====== Dataset entries ======

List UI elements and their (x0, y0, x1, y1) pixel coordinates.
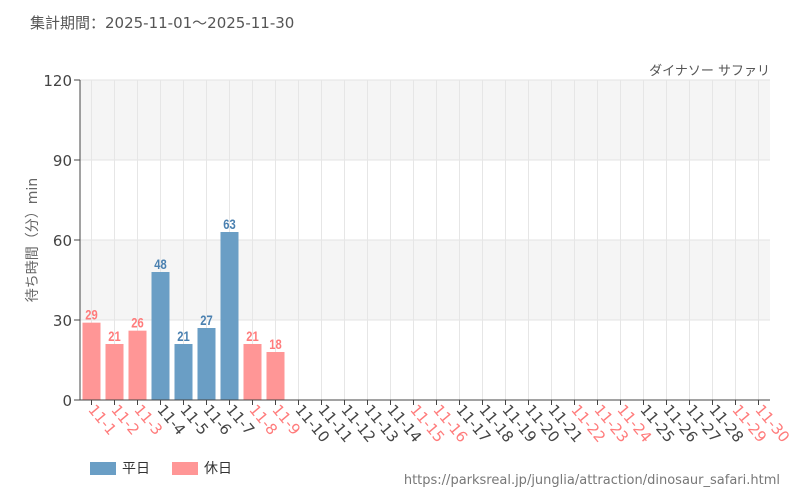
data-label: 26 (131, 316, 143, 331)
grid-band (80, 80, 770, 160)
bar (105, 344, 124, 400)
data-label: 21 (246, 329, 258, 344)
legend-weekday[interactable]: 平日 (90, 458, 150, 478)
bar (174, 344, 193, 400)
chart-subtitle: ダイナソー サファリ (649, 64, 770, 79)
bar (128, 330, 147, 400)
y-tick-label: 0 (62, 392, 72, 410)
legend: 平日 休日 (90, 458, 232, 478)
bar (82, 322, 101, 400)
bar (220, 232, 239, 400)
grid-band (80, 240, 770, 320)
bar (197, 328, 216, 400)
data-label: 63 (223, 217, 235, 232)
data-label: 27 (200, 313, 212, 328)
legend-swatch-weekday (90, 461, 116, 475)
data-label: 21 (177, 329, 189, 344)
y-tick-label: 30 (53, 312, 72, 330)
legend-label-holiday: 休日 (204, 461, 232, 477)
y-tick-label: 90 (53, 152, 72, 170)
data-label: 18 (269, 337, 281, 352)
y-tick-label: 120 (43, 72, 72, 90)
data-label: 48 (154, 257, 166, 272)
period-label: 集計期間：2025-11-01～2025-11-30 (30, 14, 295, 32)
data-label: 21 (108, 329, 120, 344)
legend-label-weekday: 平日 (122, 461, 150, 477)
legend-holiday[interactable]: 休日 (172, 458, 232, 478)
bar (151, 272, 170, 400)
data-label: 29 (85, 308, 97, 323)
bar (243, 344, 262, 400)
legend-swatch-holiday (172, 461, 198, 475)
source-url[interactable]: https://parksreal.jp/junglia/attraction/… (403, 473, 780, 488)
bar (266, 352, 285, 400)
y-tick-label: 60 (53, 232, 72, 250)
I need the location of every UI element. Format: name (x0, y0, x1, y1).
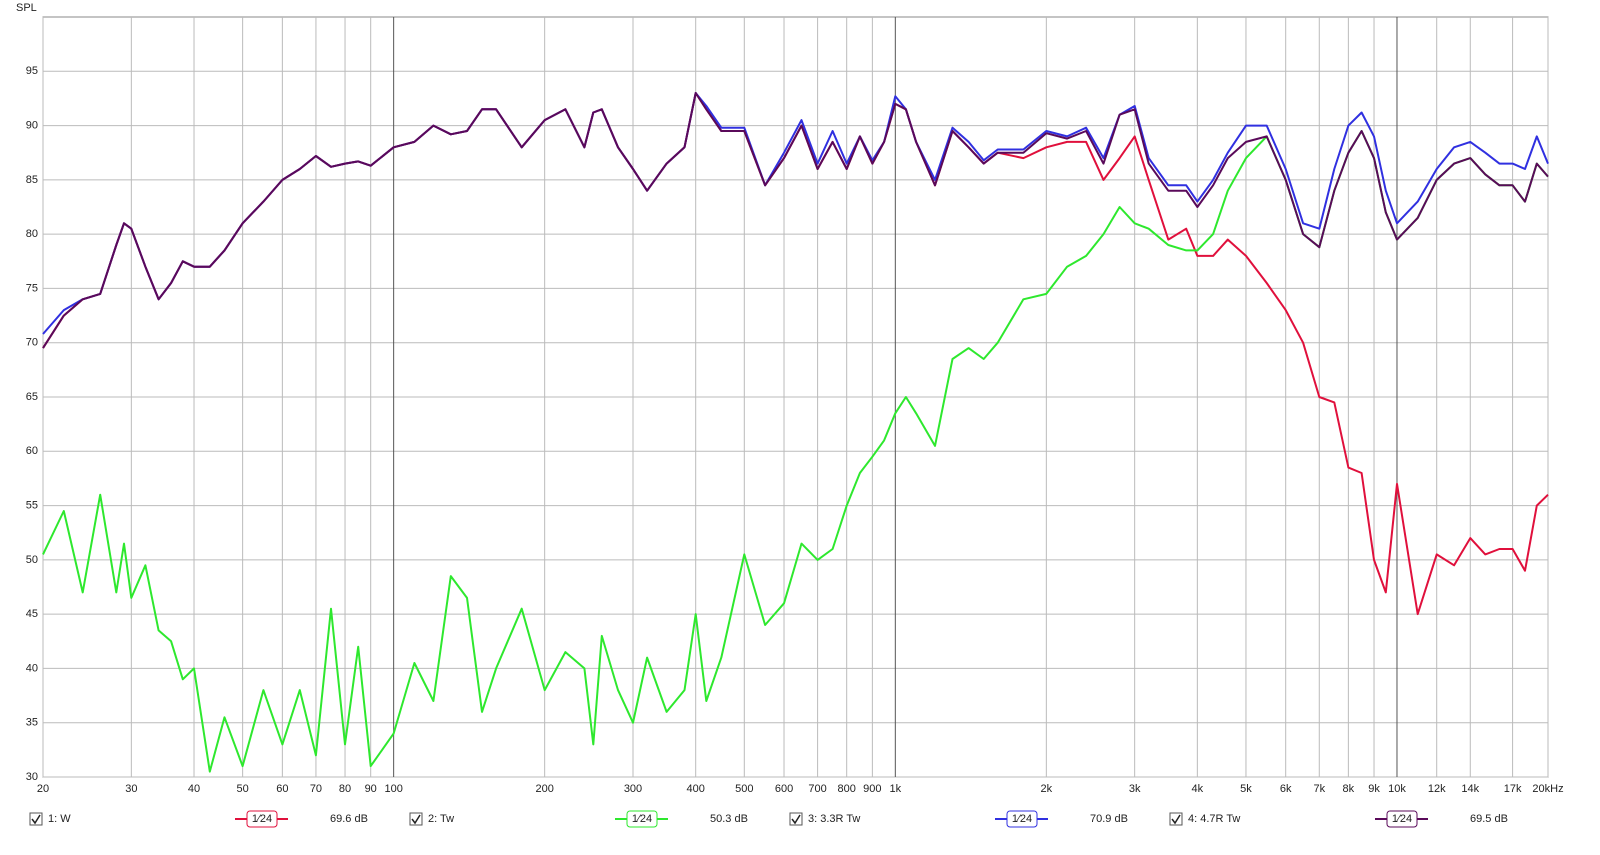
smoothing-label: 1⁄24 (1012, 813, 1032, 825)
x-tick-label: 20 (37, 783, 49, 795)
x-tick-label: 90 (365, 783, 377, 795)
x-tick-label: 700 (808, 783, 826, 795)
legend-entry[interactable]: 3: 3.3R Tw 1⁄24 70.9 dB (789, 810, 1128, 828)
checkmark (791, 814, 801, 825)
x-tick-label: 9k (1368, 783, 1380, 795)
checkmark (411, 814, 421, 825)
legend-level: 69.5 dB (1470, 813, 1508, 825)
x-tick-label: 800 (838, 783, 856, 795)
series-line (42, 92, 1549, 349)
y-tick-label: 35 (26, 717, 38, 729)
y-tick-label: 45 (26, 608, 38, 620)
legend-level: 69.6 dB (330, 813, 368, 825)
smoothing-label: 1⁄24 (1392, 813, 1412, 825)
legend-checkbox[interactable] (1169, 812, 1183, 826)
x-tick-label: 600 (775, 783, 793, 795)
x-tick-label: 400 (687, 783, 705, 795)
x-tick-label: 1k (890, 783, 902, 795)
y-tick-label: 65 (26, 391, 38, 403)
legend-entry[interactable]: 4: 4.7R Tw 1⁄24 69.5 dB (1169, 810, 1508, 828)
x-tick-label: 500 (735, 783, 753, 795)
x-tick-label: 30 (125, 783, 137, 795)
x-tick-label: 100 (384, 783, 402, 795)
legend-entry[interactable]: 1: W 1⁄24 69.6 dB (29, 810, 368, 828)
legend-level: 50.3 dB (710, 813, 748, 825)
legend-name: 4: 4.7R Tw (1188, 813, 1240, 825)
legend-checkbox[interactable] (29, 812, 43, 826)
y-tick-label: 50 (26, 554, 38, 566)
smoothing-box[interactable] (626, 810, 658, 828)
x-tick-label: 50 (237, 783, 249, 795)
legend-level: 70.9 dB (1090, 813, 1128, 825)
x-tick-label: 40 (188, 783, 200, 795)
y-tick-label: 75 (26, 282, 38, 294)
y-tick-label: 70 (26, 337, 38, 349)
x-tick-label: 3k (1129, 783, 1141, 795)
y-tick-label: 90 (26, 119, 38, 131)
x-tick-label: 60 (276, 783, 288, 795)
legend-name: 2: Tw (428, 813, 454, 825)
x-tick-label: 8k (1343, 783, 1355, 795)
y-tick-label: 55 (26, 499, 38, 511)
x-tick-label: 20kHz (1532, 783, 1563, 795)
checkmark (1171, 814, 1181, 825)
smoothing-label: 1⁄24 (632, 813, 652, 825)
y-tick-label: 85 (26, 174, 38, 186)
smoothing-box[interactable] (1386, 810, 1418, 828)
x-tick-label: 14k (1461, 783, 1479, 795)
x-tick-label: 300 (624, 783, 642, 795)
x-tick-label: 80 (339, 783, 351, 795)
y-tick-label: 95 (26, 65, 38, 77)
x-tick-label: 6k (1280, 783, 1292, 795)
x-tick-label: 900 (863, 783, 881, 795)
x-tick-label: 200 (535, 783, 553, 795)
y-tick-label: 80 (26, 228, 38, 240)
y-tick-label: 30 (26, 771, 38, 783)
legend-name: 1: W (48, 813, 71, 825)
x-tick-label: 4k (1192, 783, 1204, 795)
legend-checkbox[interactable] (789, 812, 803, 826)
checkmark (31, 814, 41, 825)
smoothing-box[interactable] (246, 810, 278, 828)
x-tick-label: 2k (1041, 783, 1053, 795)
y-tick-label: 60 (26, 445, 38, 457)
y-axis-label: SPL (16, 2, 37, 14)
smoothing-box[interactable] (1006, 810, 1038, 828)
x-tick-label: 7k (1313, 783, 1325, 795)
x-tick-label: 5k (1240, 783, 1252, 795)
legend-entry[interactable]: 2: Tw 1⁄24 50.3 dB (409, 810, 748, 828)
x-tick-label: 10k (1388, 783, 1406, 795)
legend-checkbox[interactable] (409, 812, 423, 826)
x-tick-label: 17k (1504, 783, 1522, 795)
smoothing-label: 1⁄24 (252, 813, 272, 825)
y-tick-label: 40 (26, 662, 38, 674)
x-tick-label: 12k (1428, 783, 1446, 795)
legend-name: 3: 3.3R Tw (808, 813, 860, 825)
x-tick-label: 70 (310, 783, 322, 795)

======

_Directions for this task_: Can you set down all of the records above again, line for line and unchanged, but without the pictures?

_Reply to the exercise_:
List UI elements and their (x0, y0, x1, y1) pixel coordinates.
data-label: 26 (131, 316, 143, 331)
grid-band (80, 80, 770, 160)
bar (105, 344, 124, 400)
data-label: 21 (246, 329, 258, 344)
legend-weekday[interactable]: 平日 (90, 458, 150, 478)
bar (174, 344, 193, 400)
chart-subtitle: ダイナソー サファリ (649, 64, 770, 79)
bar (128, 330, 147, 400)
y-tick-label: 0 (62, 392, 72, 410)
legend: 平日 休日 (90, 458, 232, 478)
bar (82, 322, 101, 400)
bar (220, 232, 239, 400)
grid-band (80, 240, 770, 320)
bar (197, 328, 216, 400)
data-label: 63 (223, 217, 235, 232)
data-label: 27 (200, 313, 212, 328)
legend-swatch-weekday (90, 461, 116, 475)
data-label: 21 (177, 329, 189, 344)
y-tick-label: 30 (53, 312, 72, 330)
legend-label-holiday: 休日 (204, 461, 232, 477)
y-tick-label: 90 (53, 152, 72, 170)
data-label: 18 (269, 337, 281, 352)
y-tick-label: 120 (43, 72, 72, 90)
data-label: 48 (154, 257, 166, 272)
period-label: 集計期間：2025-11-01～2025-11-30 (30, 14, 295, 32)
data-label: 21 (108, 329, 120, 344)
legend-label-weekday: 平日 (122, 461, 150, 477)
legend-holiday[interactable]: 休日 (172, 458, 232, 478)
bar (151, 272, 170, 400)
data-label: 29 (85, 308, 97, 323)
bar (243, 344, 262, 400)
legend-swatch-holiday (172, 461, 198, 475)
source-url[interactable]: https://parksreal.jp/junglia/attraction/… (403, 473, 780, 488)
bar (266, 352, 285, 400)
y-tick-label: 60 (53, 232, 72, 250)
I need the location of every UI element. Format: name (x0, y0, x1, y1).
smoothing-label: 1⁄24 (1012, 813, 1032, 825)
x-tick-label: 20 (37, 783, 49, 795)
x-tick-label: 90 (365, 783, 377, 795)
x-tick-label: 700 (808, 783, 826, 795)
legend-entry[interactable]: 3: 3.3R Tw 1⁄24 70.9 dB (789, 810, 1128, 828)
checkmark (791, 814, 801, 825)
x-tick-label: 9k (1368, 783, 1380, 795)
checkmark (411, 814, 421, 825)
legend-level: 69.5 dB (1470, 813, 1508, 825)
x-tick-label: 800 (838, 783, 856, 795)
series-line (42, 92, 1549, 349)
y-tick-label: 35 (26, 717, 38, 729)
y-tick-label: 45 (26, 608, 38, 620)
legend-level: 69.6 dB (330, 813, 368, 825)
smoothing-label: 1⁄24 (1392, 813, 1412, 825)
legend-checkbox[interactable] (1169, 812, 1183, 826)
x-tick-label: 600 (775, 783, 793, 795)
x-tick-label: 400 (687, 783, 705, 795)
x-tick-label: 1k (890, 783, 902, 795)
y-tick-label: 65 (26, 391, 38, 403)
legend-entry[interactable]: 4: 4.7R Tw 1⁄24 69.5 dB (1169, 810, 1508, 828)
x-tick-label: 500 (735, 783, 753, 795)
x-tick-label: 30 (125, 783, 137, 795)
x-tick-label: 100 (384, 783, 402, 795)
legend-entry[interactable]: 1: W 1⁄24 69.6 dB (29, 810, 368, 828)
legend-level: 50.3 dB (710, 813, 748, 825)
legend-name: 4: 4.7R Tw (1188, 813, 1240, 825)
legend-checkbox[interactable] (29, 812, 43, 826)
y-tick-label: 50 (26, 554, 38, 566)
smoothing-box[interactable] (626, 810, 658, 828)
x-tick-label: 50 (237, 783, 249, 795)
legend-level: 70.9 dB (1090, 813, 1128, 825)
x-tick-label: 40 (188, 783, 200, 795)
y-tick-label: 75 (26, 282, 38, 294)
y-tick-label: 70 (26, 337, 38, 349)
x-tick-label: 3k (1129, 783, 1141, 795)
y-tick-label: 90 (26, 119, 38, 131)
x-tick-label: 60 (276, 783, 288, 795)
legend-name: 2: Tw (428, 813, 454, 825)
x-tick-label: 8k (1343, 783, 1355, 795)
y-tick-label: 55 (26, 499, 38, 511)
x-tick-label: 20kHz (1532, 783, 1563, 795)
checkmark (1171, 814, 1181, 825)
smoothing-label: 1⁄24 (632, 813, 652, 825)
y-tick-label: 85 (26, 174, 38, 186)
smoothing-box[interactable] (1386, 810, 1418, 828)
x-tick-label: 14k (1461, 783, 1479, 795)
x-tick-label: 300 (624, 783, 642, 795)
x-tick-label: 80 (339, 783, 351, 795)
y-tick-label: 95 (26, 65, 38, 77)
x-tick-label: 6k (1280, 783, 1292, 795)
x-tick-label: 900 (863, 783, 881, 795)
x-tick-label: 200 (535, 783, 553, 795)
y-tick-label: 80 (26, 228, 38, 240)
y-tick-label: 30 (26, 771, 38, 783)
legend-name: 1: W (48, 813, 71, 825)
x-tick-label: 4k (1192, 783, 1204, 795)
legend-checkbox[interactable] (789, 812, 803, 826)
checkmark (31, 814, 41, 825)
smoothing-box[interactable] (246, 810, 278, 828)
x-tick-label: 2k (1041, 783, 1053, 795)
y-tick-label: 60 (26, 445, 38, 457)
y-axis-label: SPL (16, 2, 37, 14)
smoothing-box[interactable] (1006, 810, 1038, 828)
x-tick-label: 7k (1313, 783, 1325, 795)
x-tick-label: 5k (1240, 783, 1252, 795)
legend-entry[interactable]: 2: Tw 1⁄24 50.3 dB (409, 810, 748, 828)
x-tick-label: 10k (1388, 783, 1406, 795)
legend-checkbox[interactable] (409, 812, 423, 826)
x-tick-label: 17k (1504, 783, 1522, 795)
smoothing-label: 1⁄24 (252, 813, 272, 825)
y-tick-label: 40 (26, 662, 38, 674)
x-tick-label: 12k (1428, 783, 1446, 795)
legend-name: 3: 3.3R Tw (808, 813, 860, 825)
x-tick-label: 70 (310, 783, 322, 795)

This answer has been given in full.